> [WHAT THE EXERCISE ASKS]: Go through the material below and copy all lines with "alamat".

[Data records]
__________________________________________________

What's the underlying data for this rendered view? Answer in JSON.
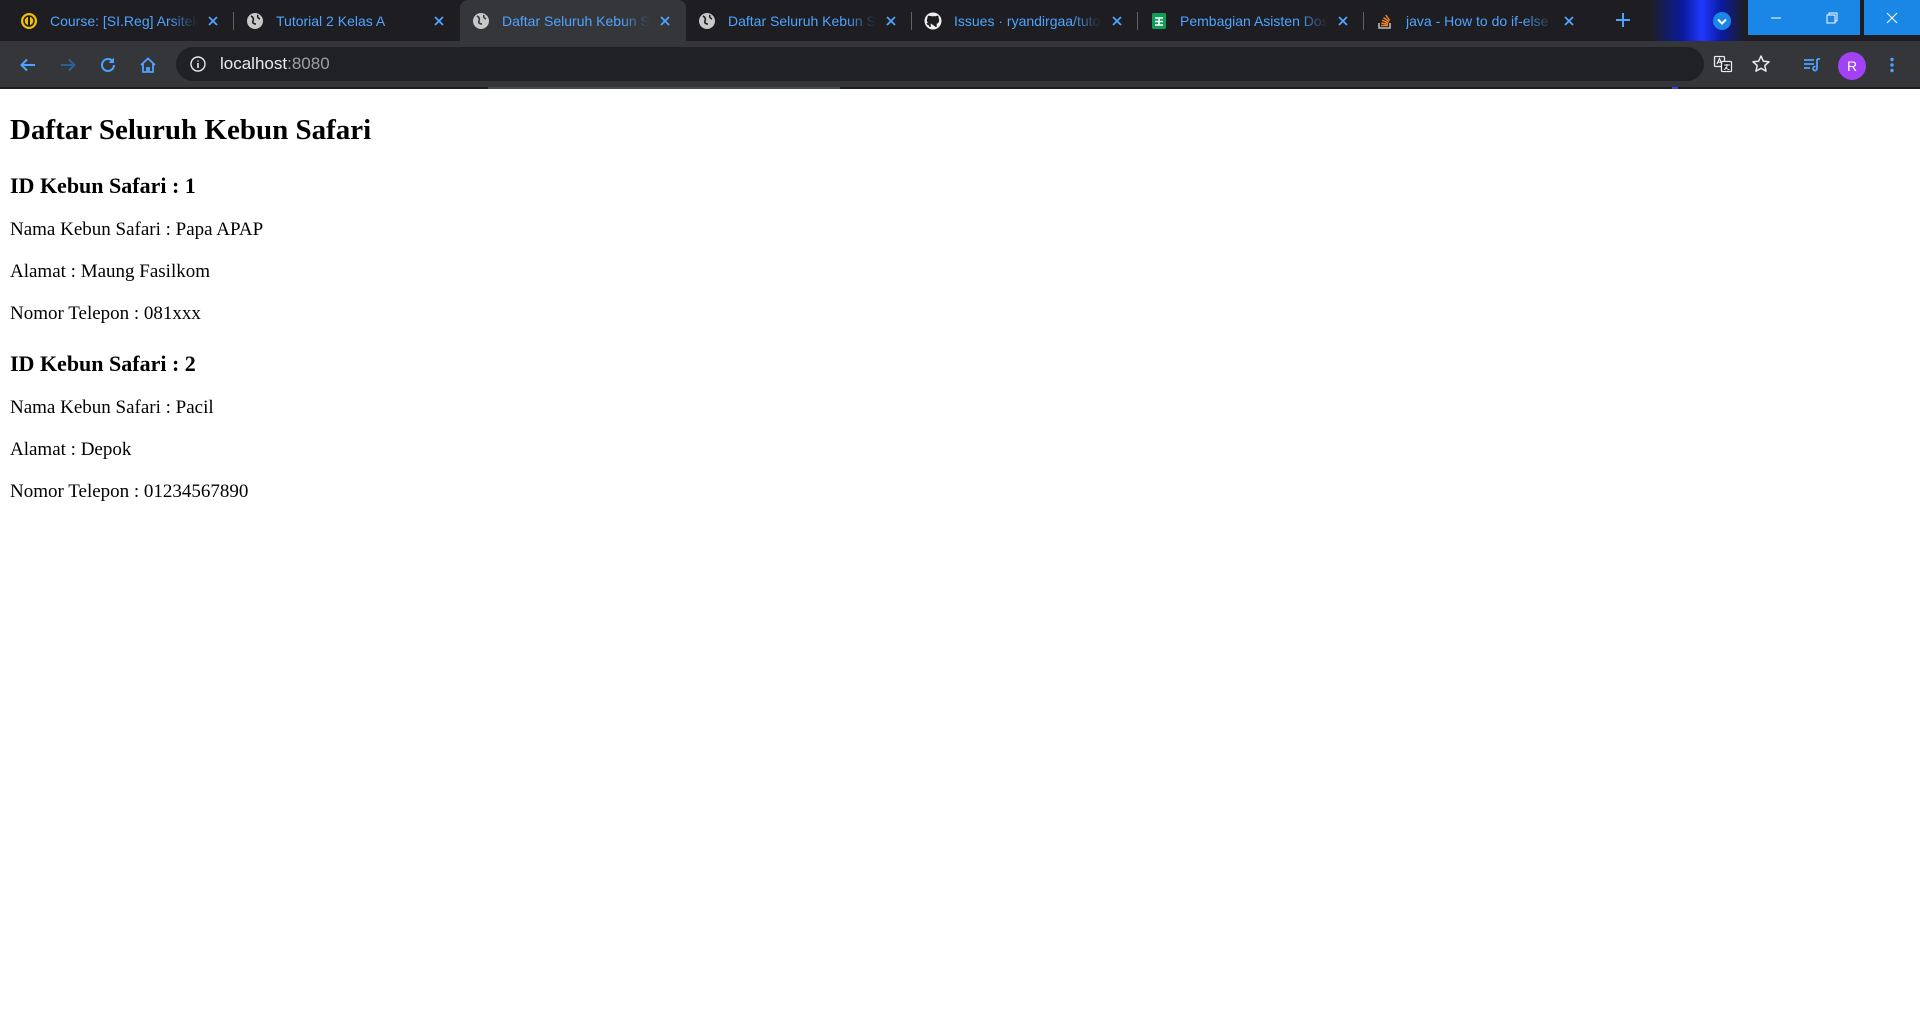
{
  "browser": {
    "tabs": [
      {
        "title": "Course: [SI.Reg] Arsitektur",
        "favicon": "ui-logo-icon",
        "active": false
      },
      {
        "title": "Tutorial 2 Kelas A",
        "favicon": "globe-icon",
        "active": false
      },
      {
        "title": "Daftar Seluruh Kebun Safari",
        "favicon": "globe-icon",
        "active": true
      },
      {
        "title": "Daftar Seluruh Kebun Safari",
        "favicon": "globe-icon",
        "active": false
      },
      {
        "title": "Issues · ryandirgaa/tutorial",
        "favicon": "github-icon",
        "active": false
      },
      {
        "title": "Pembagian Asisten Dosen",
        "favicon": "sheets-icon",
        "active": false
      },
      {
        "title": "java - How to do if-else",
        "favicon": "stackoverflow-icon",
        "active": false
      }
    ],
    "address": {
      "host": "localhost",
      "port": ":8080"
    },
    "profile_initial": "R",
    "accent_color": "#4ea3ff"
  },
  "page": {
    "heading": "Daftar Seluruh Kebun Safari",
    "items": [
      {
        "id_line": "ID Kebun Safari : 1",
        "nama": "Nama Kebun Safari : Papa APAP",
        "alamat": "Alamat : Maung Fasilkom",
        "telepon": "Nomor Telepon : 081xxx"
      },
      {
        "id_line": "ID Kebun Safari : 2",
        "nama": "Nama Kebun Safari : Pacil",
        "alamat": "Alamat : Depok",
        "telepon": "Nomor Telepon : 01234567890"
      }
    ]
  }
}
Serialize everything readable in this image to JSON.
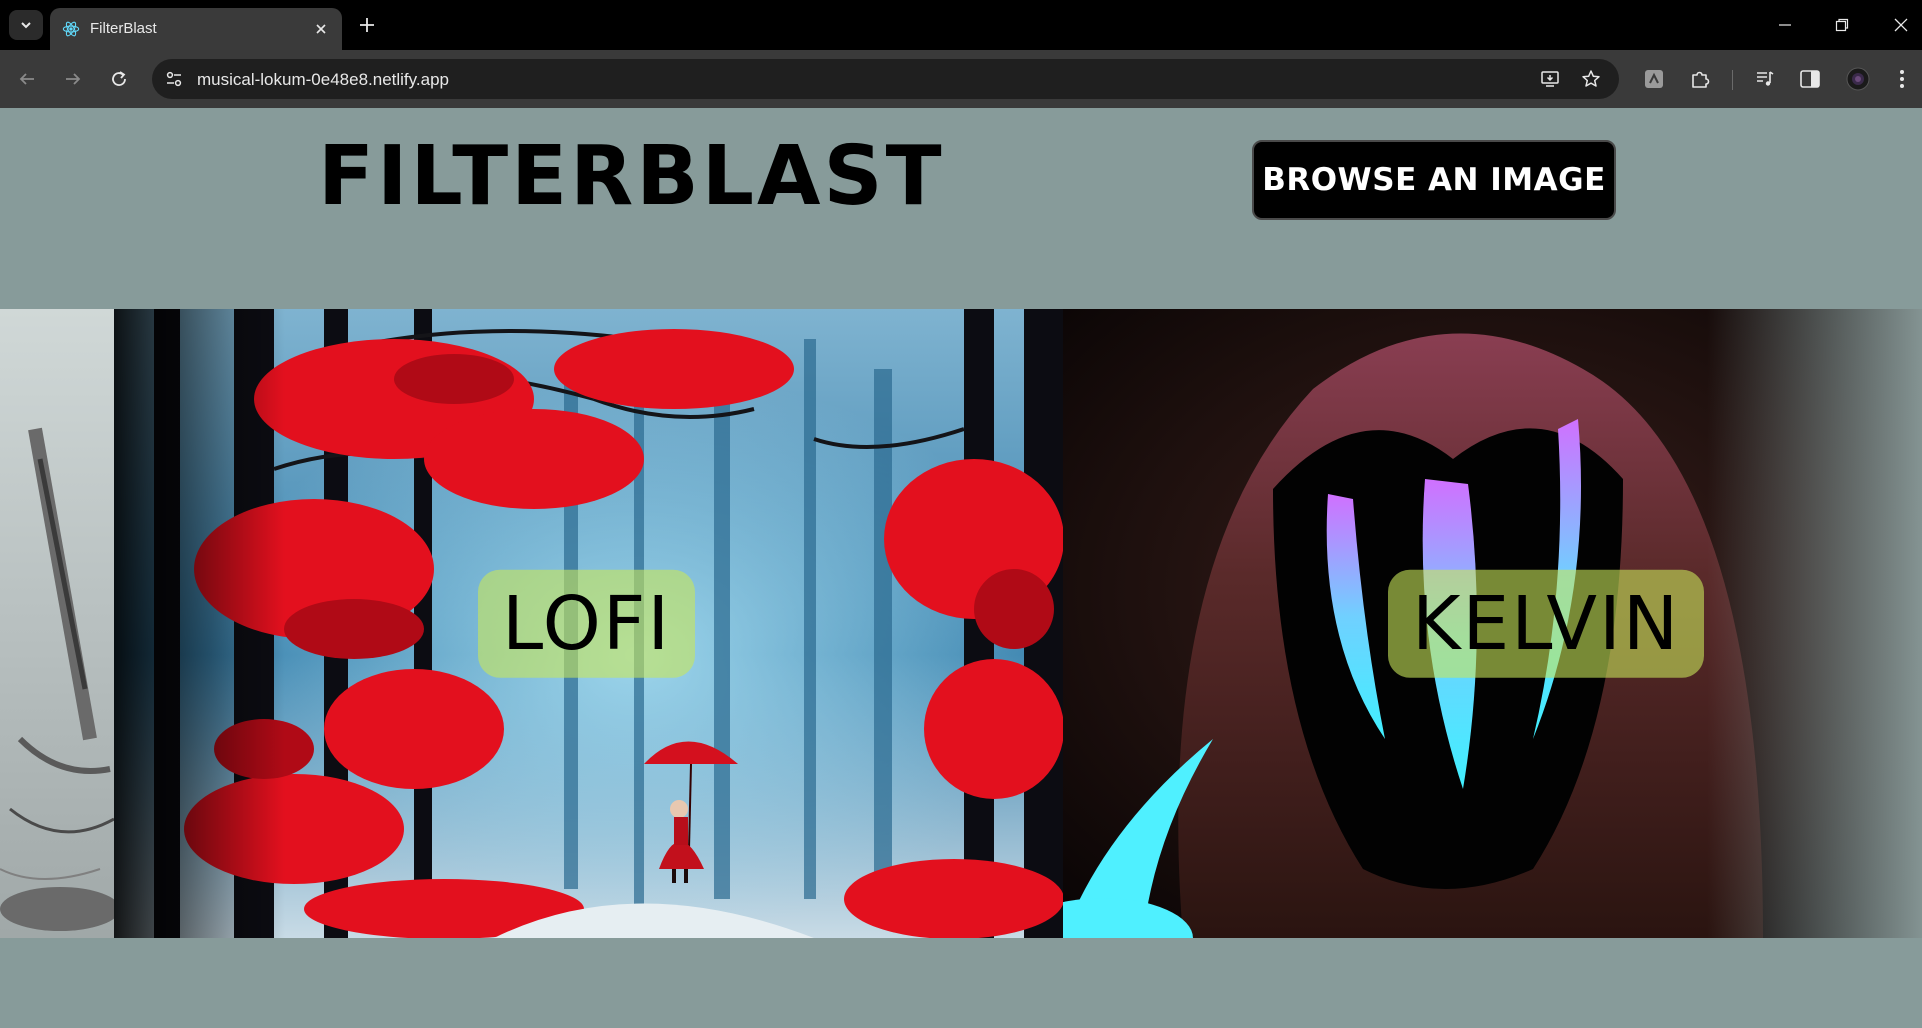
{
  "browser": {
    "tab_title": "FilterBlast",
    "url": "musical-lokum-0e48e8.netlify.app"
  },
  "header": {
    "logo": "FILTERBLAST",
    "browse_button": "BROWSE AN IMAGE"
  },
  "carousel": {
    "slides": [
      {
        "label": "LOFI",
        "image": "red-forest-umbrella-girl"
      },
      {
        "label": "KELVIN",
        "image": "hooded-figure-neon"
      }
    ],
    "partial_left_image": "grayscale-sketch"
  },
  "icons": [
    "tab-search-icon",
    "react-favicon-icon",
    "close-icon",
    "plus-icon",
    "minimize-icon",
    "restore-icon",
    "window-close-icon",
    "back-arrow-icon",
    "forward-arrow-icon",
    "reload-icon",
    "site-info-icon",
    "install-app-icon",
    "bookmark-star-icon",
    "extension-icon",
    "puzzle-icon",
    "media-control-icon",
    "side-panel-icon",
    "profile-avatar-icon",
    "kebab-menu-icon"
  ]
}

__________________________________________________

> [OUTPUT]:
        "alamat": "Alamat : Maung Fasilkom",
        "alamat": "Alamat : Depok",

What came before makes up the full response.